• WHAT THIS TASK INVOLVES: Every record here needs to be written out again exactly.

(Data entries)
━━━━━━━━━━
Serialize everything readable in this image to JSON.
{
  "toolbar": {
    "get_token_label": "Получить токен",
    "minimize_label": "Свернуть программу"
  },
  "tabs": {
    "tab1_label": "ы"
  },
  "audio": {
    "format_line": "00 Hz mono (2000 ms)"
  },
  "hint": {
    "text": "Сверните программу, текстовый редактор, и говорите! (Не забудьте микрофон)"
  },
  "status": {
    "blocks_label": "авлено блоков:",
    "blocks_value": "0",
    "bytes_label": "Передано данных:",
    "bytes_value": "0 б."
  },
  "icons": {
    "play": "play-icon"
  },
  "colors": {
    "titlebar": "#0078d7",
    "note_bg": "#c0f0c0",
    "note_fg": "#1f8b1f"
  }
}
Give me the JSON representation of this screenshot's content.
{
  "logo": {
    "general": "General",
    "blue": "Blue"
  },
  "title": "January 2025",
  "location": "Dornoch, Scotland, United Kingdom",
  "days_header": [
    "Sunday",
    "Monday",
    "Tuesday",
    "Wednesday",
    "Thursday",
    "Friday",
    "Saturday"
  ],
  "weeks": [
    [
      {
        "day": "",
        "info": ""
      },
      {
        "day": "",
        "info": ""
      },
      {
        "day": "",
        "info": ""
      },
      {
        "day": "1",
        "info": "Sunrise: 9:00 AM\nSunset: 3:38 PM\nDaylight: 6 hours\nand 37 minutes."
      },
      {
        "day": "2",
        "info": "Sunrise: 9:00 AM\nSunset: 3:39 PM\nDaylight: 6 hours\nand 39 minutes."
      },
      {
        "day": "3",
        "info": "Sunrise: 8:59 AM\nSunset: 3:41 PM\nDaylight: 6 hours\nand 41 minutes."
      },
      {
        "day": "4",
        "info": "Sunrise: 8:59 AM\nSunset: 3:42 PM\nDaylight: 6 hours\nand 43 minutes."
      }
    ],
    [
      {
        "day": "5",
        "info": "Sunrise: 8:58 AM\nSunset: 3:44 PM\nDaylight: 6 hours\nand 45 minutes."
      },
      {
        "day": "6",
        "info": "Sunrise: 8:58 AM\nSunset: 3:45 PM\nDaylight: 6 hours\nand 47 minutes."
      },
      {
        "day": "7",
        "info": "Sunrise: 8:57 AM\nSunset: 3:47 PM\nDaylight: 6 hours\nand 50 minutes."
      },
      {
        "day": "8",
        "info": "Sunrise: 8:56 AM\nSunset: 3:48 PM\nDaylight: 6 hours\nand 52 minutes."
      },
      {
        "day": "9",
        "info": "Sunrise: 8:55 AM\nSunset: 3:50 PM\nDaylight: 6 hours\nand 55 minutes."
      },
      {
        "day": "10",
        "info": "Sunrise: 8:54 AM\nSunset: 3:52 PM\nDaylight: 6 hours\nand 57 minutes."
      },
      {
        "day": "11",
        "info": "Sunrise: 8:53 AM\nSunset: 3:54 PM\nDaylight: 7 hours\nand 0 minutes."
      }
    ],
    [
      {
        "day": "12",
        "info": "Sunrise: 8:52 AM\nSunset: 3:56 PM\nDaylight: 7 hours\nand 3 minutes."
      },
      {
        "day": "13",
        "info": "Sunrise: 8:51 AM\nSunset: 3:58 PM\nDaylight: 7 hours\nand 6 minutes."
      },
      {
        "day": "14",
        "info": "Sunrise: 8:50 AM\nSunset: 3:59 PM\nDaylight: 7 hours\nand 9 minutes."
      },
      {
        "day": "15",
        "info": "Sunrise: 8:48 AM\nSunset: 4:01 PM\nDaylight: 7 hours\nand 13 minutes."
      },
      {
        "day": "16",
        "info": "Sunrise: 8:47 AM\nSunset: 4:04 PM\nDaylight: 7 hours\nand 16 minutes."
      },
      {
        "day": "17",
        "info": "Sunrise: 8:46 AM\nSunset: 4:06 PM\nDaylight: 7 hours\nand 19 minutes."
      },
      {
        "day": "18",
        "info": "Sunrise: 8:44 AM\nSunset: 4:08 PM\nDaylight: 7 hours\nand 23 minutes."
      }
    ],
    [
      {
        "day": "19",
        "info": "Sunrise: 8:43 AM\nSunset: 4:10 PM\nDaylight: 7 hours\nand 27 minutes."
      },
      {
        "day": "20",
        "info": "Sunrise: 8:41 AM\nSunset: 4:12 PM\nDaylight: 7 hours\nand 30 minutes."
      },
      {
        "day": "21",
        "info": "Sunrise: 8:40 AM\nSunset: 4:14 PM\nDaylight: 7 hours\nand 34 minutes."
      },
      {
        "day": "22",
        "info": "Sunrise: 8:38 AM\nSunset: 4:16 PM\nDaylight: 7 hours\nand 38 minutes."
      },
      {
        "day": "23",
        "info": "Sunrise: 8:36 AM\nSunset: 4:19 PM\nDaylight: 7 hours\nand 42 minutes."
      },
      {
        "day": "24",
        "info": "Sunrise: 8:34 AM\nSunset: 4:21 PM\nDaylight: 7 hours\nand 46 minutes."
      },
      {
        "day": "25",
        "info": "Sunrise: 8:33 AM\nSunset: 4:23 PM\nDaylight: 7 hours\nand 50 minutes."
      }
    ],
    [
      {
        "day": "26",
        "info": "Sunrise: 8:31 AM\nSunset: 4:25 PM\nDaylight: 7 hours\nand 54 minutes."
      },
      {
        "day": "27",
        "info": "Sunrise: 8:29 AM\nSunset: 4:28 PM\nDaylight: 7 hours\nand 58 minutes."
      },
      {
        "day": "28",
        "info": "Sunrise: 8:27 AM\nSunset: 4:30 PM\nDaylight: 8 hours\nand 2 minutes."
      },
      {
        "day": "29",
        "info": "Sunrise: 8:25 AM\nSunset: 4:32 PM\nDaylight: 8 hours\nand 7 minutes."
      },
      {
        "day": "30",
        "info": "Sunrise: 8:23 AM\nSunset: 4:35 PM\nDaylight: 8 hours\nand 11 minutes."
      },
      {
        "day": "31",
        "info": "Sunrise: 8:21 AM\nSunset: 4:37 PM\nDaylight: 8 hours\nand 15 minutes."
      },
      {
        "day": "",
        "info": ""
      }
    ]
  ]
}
━━━━━━━━━━
• SOLUTION FOR THIS EXERCISE:
Serialize everything readable in this image to JSON.
{
  "toolbar": {
    "get_token_label": "Получить токен",
    "minimize_label": "Свернуть программу"
  },
  "tabs": {
    "tab1_label": "ы"
  },
  "audio": {
    "format_line": "00 Hz mono (2000 ms)"
  },
  "hint": {
    "text": "Сверните программу, текстовый редактор, и говорите! (Не забудьте микрофон)"
  },
  "status": {
    "blocks_label": "авлено блоков:",
    "blocks_value": "0",
    "bytes_label": "Передано данных:",
    "bytes_value": "0 б."
  },
  "icons": {
    "play": "play-icon"
  },
  "colors": {
    "titlebar": "#0078d7",
    "note_bg": "#c0f0c0",
    "note_fg": "#1f8b1f"
  }
}
Give me the JSON representation of this screenshot's content.
{
  "logo": {
    "general": "General",
    "blue": "Blue"
  },
  "title": "January 2025",
  "location": "Dornoch, Scotland, United Kingdom",
  "days_header": [
    "Sunday",
    "Monday",
    "Tuesday",
    "Wednesday",
    "Thursday",
    "Friday",
    "Saturday"
  ],
  "weeks": [
    [
      {
        "day": "",
        "info": ""
      },
      {
        "day": "",
        "info": ""
      },
      {
        "day": "",
        "info": ""
      },
      {
        "day": "1",
        "info": "Sunrise: 9:00 AM\nSunset: 3:38 PM\nDaylight: 6 hours\nand 37 minutes."
      },
      {
        "day": "2",
        "info": "Sunrise: 9:00 AM\nSunset: 3:39 PM\nDaylight: 6 hours\nand 39 minutes."
      },
      {
        "day": "3",
        "info": "Sunrise: 8:59 AM\nSunset: 3:41 PM\nDaylight: 6 hours\nand 41 minutes."
      },
      {
        "day": "4",
        "info": "Sunrise: 8:59 AM\nSunset: 3:42 PM\nDaylight: 6 hours\nand 43 minutes."
      }
    ],
    [
      {
        "day": "5",
        "info": "Sunrise: 8:58 AM\nSunset: 3:44 PM\nDaylight: 6 hours\nand 45 minutes."
      },
      {
        "day": "6",
        "info": "Sunrise: 8:58 AM\nSunset: 3:45 PM\nDaylight: 6 hours\nand 47 minutes."
      },
      {
        "day": "7",
        "info": "Sunrise: 8:57 AM\nSunset: 3:47 PM\nDaylight: 6 hours\nand 50 minutes."
      },
      {
        "day": "8",
        "info": "Sunrise: 8:56 AM\nSunset: 3:48 PM\nDaylight: 6 hours\nand 52 minutes."
      },
      {
        "day": "9",
        "info": "Sunrise: 8:55 AM\nSunset: 3:50 PM\nDaylight: 6 hours\nand 55 minutes."
      },
      {
        "day": "10",
        "info": "Sunrise: 8:54 AM\nSunset: 3:52 PM\nDaylight: 6 hours\nand 57 minutes."
      },
      {
        "day": "11",
        "info": "Sunrise: 8:53 AM\nSunset: 3:54 PM\nDaylight: 7 hours\nand 0 minutes."
      }
    ],
    [
      {
        "day": "12",
        "info": "Sunrise: 8:52 AM\nSunset: 3:56 PM\nDaylight: 7 hours\nand 3 minutes."
      },
      {
        "day": "13",
        "info": "Sunrise: 8:51 AM\nSunset: 3:58 PM\nDaylight: 7 hours\nand 6 minutes."
      },
      {
        "day": "14",
        "info": "Sunrise: 8:50 AM\nSunset: 3:59 PM\nDaylight: 7 hours\nand 9 minutes."
      },
      {
        "day": "15",
        "info": "Sunrise: 8:48 AM\nSunset: 4:01 PM\nDaylight: 7 hours\nand 13 minutes."
      },
      {
        "day": "16",
        "info": "Sunrise: 8:47 AM\nSunset: 4:04 PM\nDaylight: 7 hours\nand 16 minutes."
      },
      {
        "day": "17",
        "info": "Sunrise: 8:46 AM\nSunset: 4:06 PM\nDaylight: 7 hours\nand 19 minutes."
      },
      {
        "day": "18",
        "info": "Sunrise: 8:44 AM\nSunset: 4:08 PM\nDaylight: 7 hours\nand 23 minutes."
      }
    ],
    [
      {
        "day": "19",
        "info": "Sunrise: 8:43 AM\nSunset: 4:10 PM\nDaylight: 7 hours\nand 27 minutes."
      },
      {
        "day": "20",
        "info": "Sunrise: 8:41 AM\nSunset: 4:12 PM\nDaylight: 7 hours\nand 30 minutes."
      },
      {
        "day": "21",
        "info": "Sunrise: 8:40 AM\nSunset: 4:14 PM\nDaylight: 7 hours\nand 34 minutes."
      },
      {
        "day": "22",
        "info": "Sunrise: 8:38 AM\nSunset: 4:16 PM\nDaylight: 7 hours\nand 38 minutes."
      },
      {
        "day": "23",
        "info": "Sunrise: 8:36 AM\nSunset: 4:19 PM\nDaylight: 7 hours\nand 42 minutes."
      },
      {
        "day": "24",
        "info": "Sunrise: 8:34 AM\nSunset: 4:21 PM\nDaylight: 7 hours\nand 46 minutes."
      },
      {
        "day": "25",
        "info": "Sunrise: 8:33 AM\nSunset: 4:23 PM\nDaylight: 7 hours\nand 50 minutes."
      }
    ],
    [
      {
        "day": "26",
        "info": "Sunrise: 8:31 AM\nSunset: 4:25 PM\nDaylight: 7 hours\nand 54 minutes."
      },
      {
        "day": "27",
        "info": "Sunrise: 8:29 AM\nSunset: 4:28 PM\nDaylight: 7 hours\nand 58 minutes."
      },
      {
        "day": "28",
        "info": "Sunrise: 8:27 AM\nSunset: 4:30 PM\nDaylight: 8 hours\nand 2 minutes."
      },
      {
        "day": "29",
        "info": "Sunrise: 8:25 AM\nSunset: 4:32 PM\nDaylight: 8 hours\nand 7 minutes."
      },
      {
        "day": "30",
        "info": "Sunrise: 8:23 AM\nSunset: 4:35 PM\nDaylight: 8 hours\nand 11 minutes."
      },
      {
        "day": "31",
        "info": "Sunrise: 8:21 AM\nSunset: 4:37 PM\nDaylight: 8 hours\nand 15 minutes."
      },
      {
        "day": "",
        "info": ""
      }
    ]
  ]
}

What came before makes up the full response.